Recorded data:
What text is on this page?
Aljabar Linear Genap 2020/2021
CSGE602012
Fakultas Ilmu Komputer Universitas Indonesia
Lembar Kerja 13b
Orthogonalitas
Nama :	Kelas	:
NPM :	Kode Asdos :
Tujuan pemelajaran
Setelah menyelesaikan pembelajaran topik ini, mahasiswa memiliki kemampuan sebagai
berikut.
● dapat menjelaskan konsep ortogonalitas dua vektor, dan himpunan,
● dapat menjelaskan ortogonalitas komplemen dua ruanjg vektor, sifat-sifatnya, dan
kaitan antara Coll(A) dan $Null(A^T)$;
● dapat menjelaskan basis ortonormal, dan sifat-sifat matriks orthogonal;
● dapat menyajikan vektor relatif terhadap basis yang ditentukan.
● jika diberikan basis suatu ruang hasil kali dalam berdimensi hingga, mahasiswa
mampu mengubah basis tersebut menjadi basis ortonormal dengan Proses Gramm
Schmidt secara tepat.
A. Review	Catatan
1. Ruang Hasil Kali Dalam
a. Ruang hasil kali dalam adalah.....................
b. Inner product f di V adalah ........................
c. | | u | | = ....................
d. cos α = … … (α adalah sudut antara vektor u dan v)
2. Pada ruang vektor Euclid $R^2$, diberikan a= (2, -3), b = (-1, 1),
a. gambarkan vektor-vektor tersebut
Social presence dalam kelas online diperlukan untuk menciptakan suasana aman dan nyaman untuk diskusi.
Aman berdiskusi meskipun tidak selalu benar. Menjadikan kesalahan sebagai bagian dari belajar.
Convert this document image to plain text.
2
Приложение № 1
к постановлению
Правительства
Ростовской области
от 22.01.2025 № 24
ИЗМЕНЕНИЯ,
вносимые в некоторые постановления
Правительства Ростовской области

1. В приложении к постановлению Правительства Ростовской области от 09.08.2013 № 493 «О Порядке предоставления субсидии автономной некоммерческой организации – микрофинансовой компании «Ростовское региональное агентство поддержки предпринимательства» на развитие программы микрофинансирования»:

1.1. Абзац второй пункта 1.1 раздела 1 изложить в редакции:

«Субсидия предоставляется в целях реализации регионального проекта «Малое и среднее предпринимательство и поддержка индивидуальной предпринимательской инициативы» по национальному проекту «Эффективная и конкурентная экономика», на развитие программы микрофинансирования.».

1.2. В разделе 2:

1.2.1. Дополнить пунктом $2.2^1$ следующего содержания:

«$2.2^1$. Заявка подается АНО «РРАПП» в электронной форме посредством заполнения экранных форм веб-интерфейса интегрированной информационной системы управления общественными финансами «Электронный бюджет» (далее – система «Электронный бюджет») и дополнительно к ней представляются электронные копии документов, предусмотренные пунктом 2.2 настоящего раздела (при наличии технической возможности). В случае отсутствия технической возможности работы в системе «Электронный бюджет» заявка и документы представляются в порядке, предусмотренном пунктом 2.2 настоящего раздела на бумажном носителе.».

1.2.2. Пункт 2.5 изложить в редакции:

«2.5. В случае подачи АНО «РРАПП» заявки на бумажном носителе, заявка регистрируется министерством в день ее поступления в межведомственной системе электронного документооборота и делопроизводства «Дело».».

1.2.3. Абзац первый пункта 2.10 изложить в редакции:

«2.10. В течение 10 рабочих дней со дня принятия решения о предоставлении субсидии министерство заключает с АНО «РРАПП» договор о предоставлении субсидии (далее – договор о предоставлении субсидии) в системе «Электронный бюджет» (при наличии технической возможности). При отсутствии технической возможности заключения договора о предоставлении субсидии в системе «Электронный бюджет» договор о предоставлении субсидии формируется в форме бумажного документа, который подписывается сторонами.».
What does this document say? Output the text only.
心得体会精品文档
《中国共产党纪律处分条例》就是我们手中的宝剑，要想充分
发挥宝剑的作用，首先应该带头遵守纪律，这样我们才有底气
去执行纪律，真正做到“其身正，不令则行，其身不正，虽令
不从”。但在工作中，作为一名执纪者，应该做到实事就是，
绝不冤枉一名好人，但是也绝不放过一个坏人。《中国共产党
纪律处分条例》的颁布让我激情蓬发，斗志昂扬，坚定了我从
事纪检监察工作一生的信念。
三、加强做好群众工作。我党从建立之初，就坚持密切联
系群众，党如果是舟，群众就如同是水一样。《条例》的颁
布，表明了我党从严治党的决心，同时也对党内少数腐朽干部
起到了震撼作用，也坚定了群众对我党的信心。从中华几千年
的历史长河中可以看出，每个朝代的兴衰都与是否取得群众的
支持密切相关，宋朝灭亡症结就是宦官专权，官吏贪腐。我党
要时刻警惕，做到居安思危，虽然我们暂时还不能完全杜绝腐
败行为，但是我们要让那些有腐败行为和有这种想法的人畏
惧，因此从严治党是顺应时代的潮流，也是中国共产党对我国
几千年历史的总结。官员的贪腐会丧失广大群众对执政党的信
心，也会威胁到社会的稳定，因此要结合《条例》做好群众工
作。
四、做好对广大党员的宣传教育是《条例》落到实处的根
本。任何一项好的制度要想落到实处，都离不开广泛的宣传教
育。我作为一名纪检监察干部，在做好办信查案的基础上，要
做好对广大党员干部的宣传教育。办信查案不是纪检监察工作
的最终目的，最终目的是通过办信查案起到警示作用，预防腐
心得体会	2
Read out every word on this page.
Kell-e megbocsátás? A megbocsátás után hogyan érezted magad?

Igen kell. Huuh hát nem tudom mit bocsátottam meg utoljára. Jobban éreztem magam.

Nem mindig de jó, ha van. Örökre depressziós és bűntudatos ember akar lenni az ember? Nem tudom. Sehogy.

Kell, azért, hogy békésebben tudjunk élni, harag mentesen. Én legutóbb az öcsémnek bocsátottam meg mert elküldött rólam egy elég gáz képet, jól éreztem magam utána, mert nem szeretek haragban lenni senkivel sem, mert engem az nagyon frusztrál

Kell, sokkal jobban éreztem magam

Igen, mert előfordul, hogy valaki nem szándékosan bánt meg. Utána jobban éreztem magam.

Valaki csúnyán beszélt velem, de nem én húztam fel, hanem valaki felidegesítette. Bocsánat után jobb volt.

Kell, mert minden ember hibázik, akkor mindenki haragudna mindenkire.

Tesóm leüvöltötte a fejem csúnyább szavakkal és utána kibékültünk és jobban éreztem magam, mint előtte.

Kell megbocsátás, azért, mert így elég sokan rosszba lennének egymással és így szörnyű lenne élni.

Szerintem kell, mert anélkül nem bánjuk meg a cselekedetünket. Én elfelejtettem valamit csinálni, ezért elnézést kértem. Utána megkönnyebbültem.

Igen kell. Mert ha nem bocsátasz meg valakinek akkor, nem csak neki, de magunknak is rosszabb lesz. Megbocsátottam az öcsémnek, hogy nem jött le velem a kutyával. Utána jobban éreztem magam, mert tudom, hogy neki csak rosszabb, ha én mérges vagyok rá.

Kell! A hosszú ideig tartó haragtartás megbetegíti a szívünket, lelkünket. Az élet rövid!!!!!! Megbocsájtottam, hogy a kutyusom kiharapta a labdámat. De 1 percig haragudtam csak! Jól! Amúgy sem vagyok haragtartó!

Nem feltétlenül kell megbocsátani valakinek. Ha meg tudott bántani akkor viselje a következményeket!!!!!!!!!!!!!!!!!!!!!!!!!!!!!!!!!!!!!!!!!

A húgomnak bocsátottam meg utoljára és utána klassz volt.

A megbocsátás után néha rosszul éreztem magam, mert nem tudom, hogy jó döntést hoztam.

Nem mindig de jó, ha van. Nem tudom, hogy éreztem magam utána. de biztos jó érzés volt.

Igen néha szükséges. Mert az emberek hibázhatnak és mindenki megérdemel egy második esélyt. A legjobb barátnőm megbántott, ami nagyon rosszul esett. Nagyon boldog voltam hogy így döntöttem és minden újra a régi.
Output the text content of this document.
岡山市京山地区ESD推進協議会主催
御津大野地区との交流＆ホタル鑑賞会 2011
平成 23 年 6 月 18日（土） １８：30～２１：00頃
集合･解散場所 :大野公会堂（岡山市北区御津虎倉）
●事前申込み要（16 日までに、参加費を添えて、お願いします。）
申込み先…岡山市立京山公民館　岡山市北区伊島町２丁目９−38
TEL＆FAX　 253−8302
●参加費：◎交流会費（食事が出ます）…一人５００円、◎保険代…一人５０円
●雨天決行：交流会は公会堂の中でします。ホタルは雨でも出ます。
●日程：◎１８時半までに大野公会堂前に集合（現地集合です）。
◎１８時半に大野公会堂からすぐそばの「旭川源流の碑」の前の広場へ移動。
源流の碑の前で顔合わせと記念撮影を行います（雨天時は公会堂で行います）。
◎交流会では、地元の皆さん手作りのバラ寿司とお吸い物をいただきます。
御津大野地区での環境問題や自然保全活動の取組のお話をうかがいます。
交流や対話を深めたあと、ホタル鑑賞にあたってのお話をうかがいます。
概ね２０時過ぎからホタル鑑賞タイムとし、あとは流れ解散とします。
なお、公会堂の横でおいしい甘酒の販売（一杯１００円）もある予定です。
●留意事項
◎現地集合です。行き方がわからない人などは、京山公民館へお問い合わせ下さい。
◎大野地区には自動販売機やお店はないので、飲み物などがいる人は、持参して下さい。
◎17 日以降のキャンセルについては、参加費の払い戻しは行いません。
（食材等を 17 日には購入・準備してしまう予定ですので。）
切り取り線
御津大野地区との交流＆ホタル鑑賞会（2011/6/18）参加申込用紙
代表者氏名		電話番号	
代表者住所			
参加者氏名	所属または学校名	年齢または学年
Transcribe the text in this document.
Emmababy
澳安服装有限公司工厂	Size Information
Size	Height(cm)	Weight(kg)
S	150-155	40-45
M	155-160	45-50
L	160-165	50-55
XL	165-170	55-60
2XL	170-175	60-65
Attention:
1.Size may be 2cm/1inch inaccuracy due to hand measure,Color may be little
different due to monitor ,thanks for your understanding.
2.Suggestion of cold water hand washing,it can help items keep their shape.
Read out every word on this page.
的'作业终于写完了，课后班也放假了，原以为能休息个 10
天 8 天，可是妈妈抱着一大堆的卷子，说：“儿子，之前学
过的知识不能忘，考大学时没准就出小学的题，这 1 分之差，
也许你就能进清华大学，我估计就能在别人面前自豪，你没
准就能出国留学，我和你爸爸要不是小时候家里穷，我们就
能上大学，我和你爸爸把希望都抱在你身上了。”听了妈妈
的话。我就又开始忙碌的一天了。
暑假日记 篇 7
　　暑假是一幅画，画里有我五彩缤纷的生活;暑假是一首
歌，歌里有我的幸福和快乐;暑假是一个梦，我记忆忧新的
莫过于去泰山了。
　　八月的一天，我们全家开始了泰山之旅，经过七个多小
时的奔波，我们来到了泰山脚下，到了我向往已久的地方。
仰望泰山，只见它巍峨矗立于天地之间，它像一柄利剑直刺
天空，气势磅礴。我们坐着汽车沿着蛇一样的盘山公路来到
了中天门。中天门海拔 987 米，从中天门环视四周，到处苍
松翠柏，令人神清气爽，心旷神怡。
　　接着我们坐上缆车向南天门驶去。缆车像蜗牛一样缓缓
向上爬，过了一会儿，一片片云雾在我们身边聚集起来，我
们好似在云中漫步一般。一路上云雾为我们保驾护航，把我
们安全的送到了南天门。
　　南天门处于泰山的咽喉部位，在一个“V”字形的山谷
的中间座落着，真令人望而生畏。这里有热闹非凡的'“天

#### The problem
Filter the records down to the lines that contain the string "御津大野地区との交流", and copy those lines.

#### Solved exercise
御津大野地区との交流＆ホタル鑑賞会 2011
御津大野地区との交流＆ホタル鑑賞会（2011/6/18）参加申込用紙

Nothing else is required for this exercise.